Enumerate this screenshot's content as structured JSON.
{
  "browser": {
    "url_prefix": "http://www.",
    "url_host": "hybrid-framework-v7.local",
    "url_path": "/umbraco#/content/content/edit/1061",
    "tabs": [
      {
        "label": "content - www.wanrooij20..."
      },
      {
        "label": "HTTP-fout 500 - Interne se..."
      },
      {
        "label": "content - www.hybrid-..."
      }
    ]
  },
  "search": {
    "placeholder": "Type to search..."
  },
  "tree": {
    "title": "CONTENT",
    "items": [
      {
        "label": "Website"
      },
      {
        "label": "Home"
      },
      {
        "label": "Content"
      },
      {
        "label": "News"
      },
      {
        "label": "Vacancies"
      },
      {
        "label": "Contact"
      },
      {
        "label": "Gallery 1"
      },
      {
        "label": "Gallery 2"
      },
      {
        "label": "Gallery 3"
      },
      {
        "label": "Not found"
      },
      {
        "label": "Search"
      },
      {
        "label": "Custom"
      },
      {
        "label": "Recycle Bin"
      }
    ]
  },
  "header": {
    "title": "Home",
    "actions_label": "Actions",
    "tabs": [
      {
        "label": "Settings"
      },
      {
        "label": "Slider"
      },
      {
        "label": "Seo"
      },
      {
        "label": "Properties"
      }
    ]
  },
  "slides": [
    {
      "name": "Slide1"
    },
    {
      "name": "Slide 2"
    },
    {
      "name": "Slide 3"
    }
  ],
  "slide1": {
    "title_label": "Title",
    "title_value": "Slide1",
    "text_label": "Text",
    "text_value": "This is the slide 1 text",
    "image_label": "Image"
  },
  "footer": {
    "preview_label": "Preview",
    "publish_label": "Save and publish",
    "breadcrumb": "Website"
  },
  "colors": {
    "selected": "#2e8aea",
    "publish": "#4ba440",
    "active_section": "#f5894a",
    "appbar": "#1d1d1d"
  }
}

**Exercise objective**
Transcribe the data above in full, exactly.

**Output of the exercise**
Enumerate this screenshot's content as structured JSON.
{
  "browser": {
    "url_prefix": "http://www.",
    "url_host": "hybrid-framework-v7.local",
    "url_path": "/umbraco#/content/content/edit/1061",
    "tabs": [
      {
        "label": "content - www.wanrooij20..."
      },
      {
        "label": "HTTP-fout 500 - Interne se..."
      },
      {
        "label": "content - www.hybrid-..."
      }
    ]
  },
  "search": {
    "placeholder": "Type to search..."
  },
  "tree": {
    "title": "CONTENT",
    "items": [
      {
        "label": "Website"
      },
      {
        "label": "Home"
      },
      {
        "label": "Content"
      },
      {
        "label": "News"
      },
      {
        "label": "Vacancies"
      },
      {
        "label": "Contact"
      },
      {
        "label": "Gallery 1"
      },
      {
        "label": "Gallery 2"
      },
      {
        "label": "Gallery 3"
      },
      {
        "label": "Not found"
      },
      {
        "label": "Search"
      },
      {
        "label": "Custom"
      },
      {
        "label": "Recycle Bin"
      }
    ]
  },
  "header": {
    "title": "Home",
    "actions_label": "Actions",
    "tabs": [
      {
        "label": "Settings"
      },
      {
        "label": "Slider"
      },
      {
        "label": "Seo"
      },
      {
        "label": "Properties"
      }
    ]
  },
  "slides": [
    {
      "name": "Slide1"
    },
    {
      "name": "Slide 2"
    },
    {
      "name": "Slide 3"
    }
  ],
  "slide1": {
    "title_label": "Title",
    "title_value": "Slide1",
    "text_label": "Text",
    "text_value": "This is the slide 1 text",
    "image_label": "Image"
  },
  "footer": {
    "preview_label": "Preview",
    "publish_label": "Save and publish",
    "breadcrumb": "Website"
  },
  "colors": {
    "selected": "#2e8aea",
    "publish": "#4ba440",
    "active_section": "#f5894a",
    "appbar": "#1d1d1d"
  }
}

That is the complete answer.